Whenever a line below holds the word "Read", copy that line.

DATASET CONTENT
---+---
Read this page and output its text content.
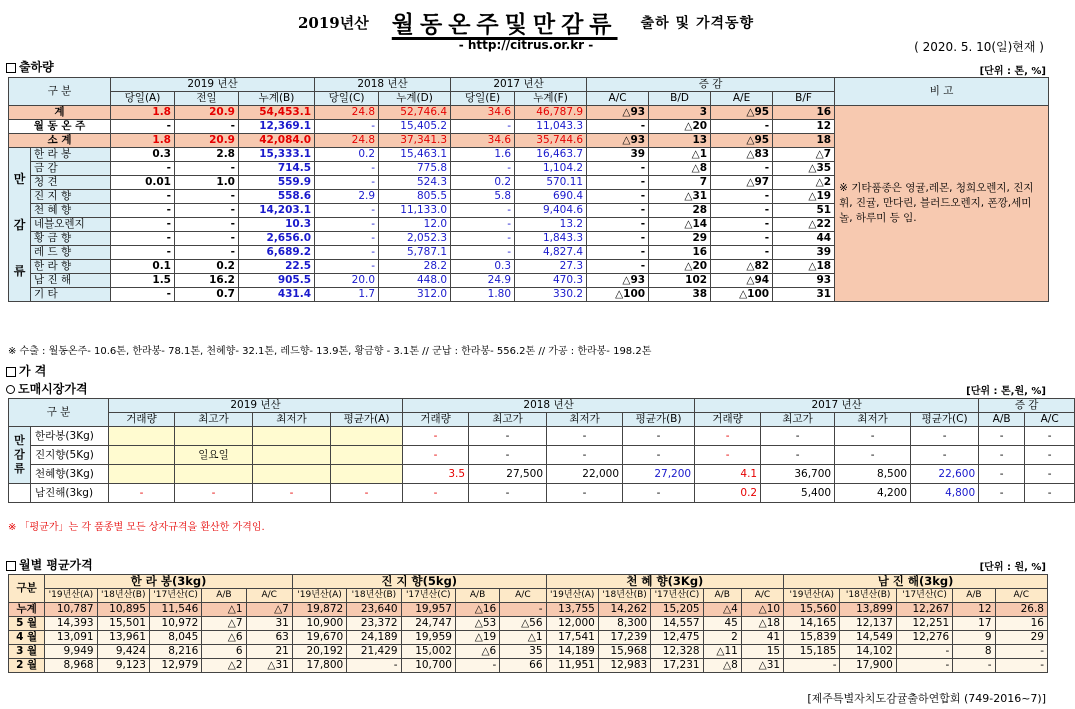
2019년산 월동온주및만감류 출하 및 가격동향
- http://citrus.or.kr -	( 2020. 5. 10(일)현재 )
출하량	[단위 : 톤, %]
구 분		2019 년산			2018 년산		2017 년산		증 감				비 고
		당일(A)	전일	누계(B)	당일(C)	누계(D)	당일(E)	누계(F)	A/C	B/D	A/E	B/F	
계		1.8	20.9	54,453.1	24.8	52,746.4	34.6	46,787.9	△93	3	△95	16	※ 기타품종은 영귤,레몬, 청희오렌지, 진지휘, 진귤, 만다린, 블러드오렌지, 폰깡,세미놀, 하루미 등 임.
월 동 온 주		-	-	12,369.1	-	15,405.2	-	11,043.3	-	△20	-	12	
소 계		1.8	20.9	42,084.0	24.8	37,341.3	34.6	35,744.6	△93	13	△95	18	

만
감
류	한 라 봉	0.3	2.8	15,333.1	0.2	15,463.1	1.6	16,463.7	39	△1	△83	△7	
	금 감	-	-	714.5	-	775.8	-	1,104.2	-	△8	-	△35	
	청 견	0.01	1.0	559.9	-	524.3	0.2	570.11	-	7	△97	△2	
	진 지 향	-	-	558.6	2.9	805.5	5.8	690.4	-	△31	-	△19	
	천 혜 향	-	-	14,203.1	-	11,133.0	-	9,404.6	-	28	-	51	
	네블오렌지	-	-	10.3	-	12.0	-	13.2	-	△14	-	△22	
	황 금 향	-	-	2,656.0	-	2,052.3	-	1,843.3	-	29	-	44	
	레 드 향	-	-	6,689.2	-	5,787.1	-	4,827.4	-	16	-	39	
	한 라 향	0.1	0.2	22.5	-	28.2	0.3	27.3	-	△20	△82	△18	
	남 진 해	1.5	16.2	905.5	20.0	448.0	24.9	470.3	△93	102	△94	93	
	기 타	-	0.7	431.4	1.7	312.0	1.80	330.2	△100	38	△100	31	
※ 수출 : 월동온주- 10.6톤, 한라봉- 78.1톤, 천혜향- 32.1톤, 레드향- 13.9톤, 황금향 - 3.1톤 // 군납 : 한라봉- 556.2톤 // 가공 : 한라봉- 198.2톤
가 격
도매시장가격	[단위 : 톤,원, %]
구 분		2019 년산				2018 년산				2017 년산				증 감	
		거래량	최고가	최저가	평균가(A)	거래량	최고가	최저가	평균가(B)	거래량	최고가	최저가	평균가(C)	A/B	A/C

만
감
류	한라봉(3Kg)					-	-	-	-	-	-	-	-	-	-
	진지향(5Kg)		일요일			-	-	-	-	-	-	-	-	-	-
	천혜향(3Kg)					3.5	27,500	22,000	27,200	4.1	36,700	8,500	22,600	-	-
	남진해(3kg)	-	-	-	-	-	-	-	-	0.2	5,400	4,200	4,800	-	-
※ 「평균가」는 각 품종별 모든 상자규격을 환산한 가격임.
월별 평균가격	[단위 : 원, %]
구분	한 라 봉(3kg)					진 지 향(5kg)					천 혜 향(3Kg)					남 진 해(3kg)				
	'19년산(A)	'18년산(B)	'17년산(C)	A/B	A/C	'19년산(A)	'18년산(B)	'17년산(C)	A/B	A/C	'19년산(A)	'18년산(B)	'17년산(C)	A/B	A/C	'19년산(A)	'18년산(B)	'17년산(C)	A/B	A/C
누계	10,787	10,895	11,546	△1	△7	19,872	23,640	19,957	△16	-	13,755	14,262	15,205	△4	△10	15,560	13,899	12,267	12	26.8
5 월	14,393	15,501	10,972	△7	31	10,900	23,372	24,747	△53	△56	12,000	8,300	14,557	45	△18	14,165	12,137	12,251	17	16
4 월	13,091	13,961	8,045	△6	63	19,670	24,189	19,959	△19	△1	17,541	17,239	12,475	2	41	15,839	14,549	12,276	9	29
3 월	9,949	9,424	8,216	6	21	20,192	21,429	15,002	△6	35	14,189	15,968	12,328	△11	15	15,185	14,102	-	8	-
2 월	8,968	9,123	12,979	△2	△31	17,800	-	10,700	-	66	11,951	12,983	17,231	△8	△31	-	17,900	-	-	-
[제주특별자치도감귤출하연합회 (749-2016~7)]
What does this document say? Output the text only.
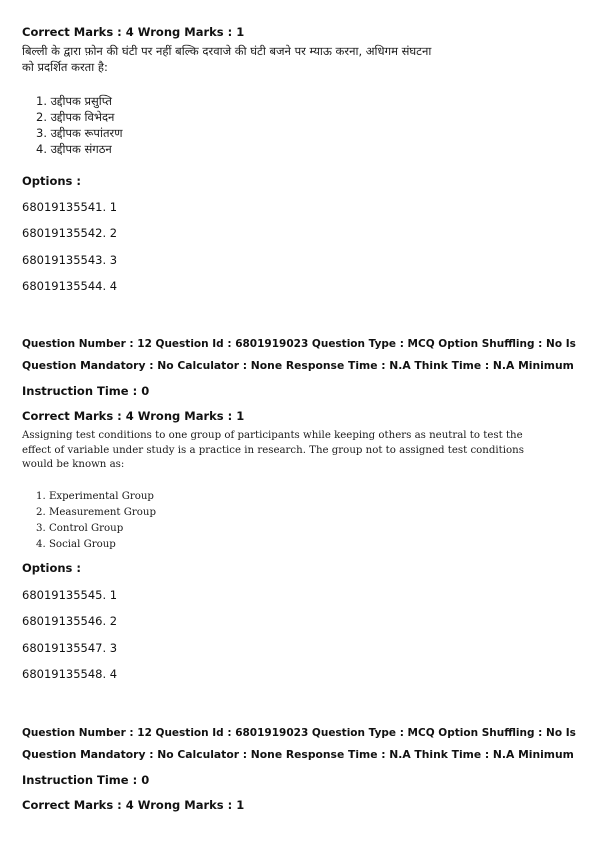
Correct Marks : 4 Wrong Marks : 1
बिल्ली के द्वारा फ़ोन की घंटी पर नहीं बल्कि दरवाजे की घंटी बजने पर म्याऊ करना, अधिगम संघटना
को प्रदर्शित करता है:
1. उद्दीपक प्रसुप्ति
2. उद्दीपक विभेदन
3. उद्दीपक रूपांतरण
4. उद्दीपक संगठन
Options :
68019135541. 1
68019135542. 2
68019135543. 3
68019135544. 4
Question Number : 12 Question Id : 6801919023 Question Type : MCQ Option Shuffling : No Is
Question Mandatory : No Calculator : None Response Time : N.A Think Time : N.A Minimum
Instruction Time : 0
Correct Marks : 4 Wrong Marks : 1
Assigning test conditions to one group of participants while keeping others as neutral to test the
effect of variable under study is a practice in research. The group not to assigned test conditions
would be known as:
1. Experimental Group
2. Measurement Group
3. Control Group
4. Social Group
Options :
68019135545. 1
68019135546. 2
68019135547. 3
68019135548. 4
Question Number : 12 Question Id : 6801919023 Question Type : MCQ Option Shuffling : No Is
Question Mandatory : No Calculator : None Response Time : N.A Think Time : N.A Minimum
Instruction Time : 0
Correct Marks : 4 Wrong Marks : 1
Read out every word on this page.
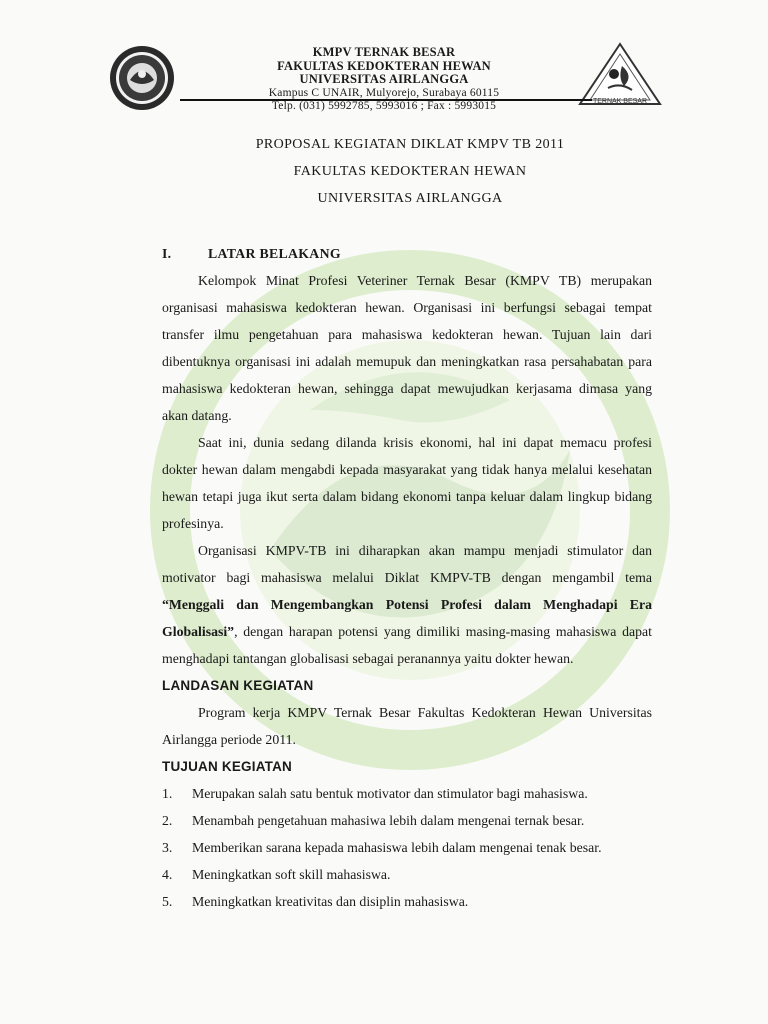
TERNAK BESAR
KMPV TERNAK BESAR
FAKULTAS KEDOKTERAN HEWAN
UNIVERSITAS AIRLANGGA
Kampus C UNAIR, Mulyorejo, Surabaya 60115
Telp. (031) 5992785, 5993016 ; Fax : 5993015
PROPOSAL KEGIATAN DIKLAT KMPV TB 2011
FAKULTAS KEDOKTERAN HEWAN
UNIVERSITAS AIRLANGGA
I.	LATAR BELAKANG

Kelompok Minat Profesi Veteriner Ternak Besar (KMPV TB) merupakan organisasi mahasiswa kedokteran hewan. Organisasi ini berfungsi sebagai tempat transfer ilmu pengetahuan para mahasiswa kedokteran hewan. Tujuan lain dari dibentuknya organisasi ini adalah memupuk dan meningkatkan rasa persahabatan para mahasiswa kedokteran hewan, sehingga dapat mewujudkan kerjasama dimasa yang akan datang.

Saat ini, dunia sedang dilanda krisis ekonomi, hal ini dapat memacu profesi dokter hewan dalam mengabdi kepada masyarakat yang tidak hanya melalui kesehatan hewan tetapi juga ikut serta dalam bidang ekonomi tanpa keluar dalam lingkup bidang profesinya.

Organisasi KMPV-TB ini diharapkan akan mampu menjadi stimulator dan motivator bagi mahasiswa melalui Diklat KMPV-TB dengan mengambil tema “Menggali dan Mengembangkan Potensi Profesi dalam Menghadapi Era Globalisasi”, dengan harapan potensi yang dimiliki masing-masing mahasiswa dapat menghadapi tantangan globalisasi sebagai peranannya yaitu dokter hewan.

LANDASAN KEGIATAN

Program kerja KMPV Ternak Besar Fakultas Kedokteran Hewan Universitas Airlangga periode 2011.

TUJUAN KEGIATAN
1. Merupakan salah satu bentuk motivator dan stimulator bagi mahasiswa.
2. Menambah pengetahuan mahasiwa lebih dalam mengenai ternak besar.
3. Memberikan sarana kepada mahasiswa lebih dalam mengenai tenak besar.
4. Meningkatkan soft skill mahasiswa.
5. Meningkatkan kreativitas dan disiplin mahasiswa.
---+---
ANSWER TO THIS EXERCISE
Read this page and output its text content.
Read out every word on this page.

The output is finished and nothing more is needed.